=== Given exercise ===
Write out the records beneath this line exactly as they appear, minus any images.

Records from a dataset

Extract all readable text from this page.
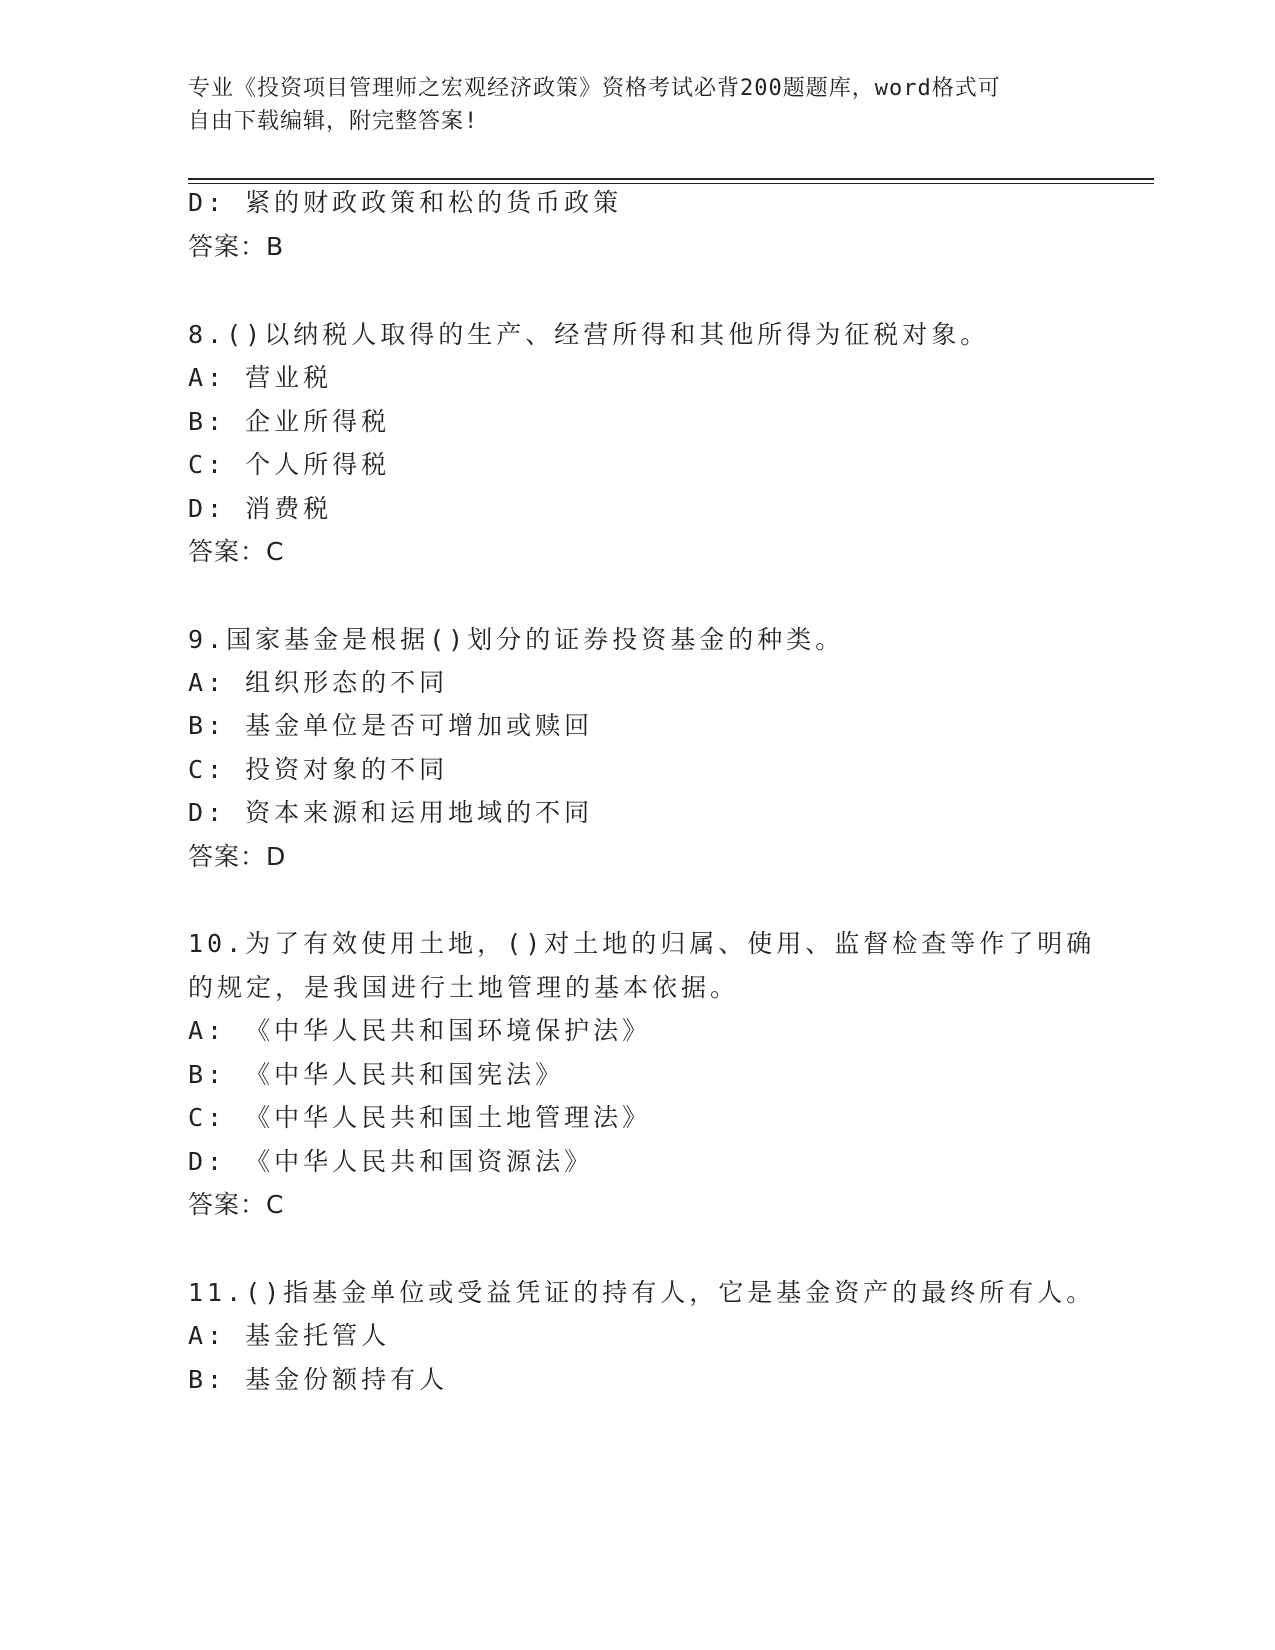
专业《投资项目管理师之宏观经济政策》资格考试必背200题题库，word格式可
自由下载编辑，附完整答案!
D: 紧的财政政策和松的货币政策
答案：B
8.()以纳税人取得的生产、经营所得和其他所得为征税对象。
A: 营业税
B: 企业所得税
C: 个人所得税
D: 消费税
答案：C
9.国家基金是根据()划分的证券投资基金的种类。
A: 组织形态的不同
B: 基金单位是否可增加或赎回
C: 投资对象的不同
D: 资本来源和运用地域的不同
答案：D
10.为了有效使用土地，()对土地的归属、使用、监督检查等作了明确
的规定，是我国进行土地管理的基本依据。
A: 《中华人民共和国环境保护法》
B: 《中华人民共和国宪法》
C: 《中华人民共和国土地管理法》
D: 《中华人民共和国资源法》
答案：C
11.()指基金单位或受益凭证的持有人，它是基金资产的最终所有人。
A: 基金托管人
B: 基金份额持有人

=== Written solution ===
Extract all readable text from this page.
专业《投资项目管理师之宏观经济政策》资格考试必背200题题库，word格式可
自由下载编辑，附完整答案!
D: 紧的财政政策和松的货币政策
答案：B
8.()以纳税人取得的生产、经营所得和其他所得为征税对象。
A: 营业税
B: 企业所得税
C: 个人所得税
D: 消费税
答案：C
9.国家基金是根据()划分的证券投资基金的种类。
A: 组织形态的不同
B: 基金单位是否可增加或赎回
C: 投资对象的不同
D: 资本来源和运用地域的不同
答案：D
10.为了有效使用土地，()对土地的归属、使用、监督检查等作了明确
的规定，是我国进行土地管理的基本依据。
A: 《中华人民共和国环境保护法》
B: 《中华人民共和国宪法》
C: 《中华人民共和国土地管理法》
D: 《中华人民共和国资源法》
答案：C
11.()指基金单位或受益凭证的持有人，它是基金资产的最终所有人。
A: 基金托管人
B: 基金份额持有人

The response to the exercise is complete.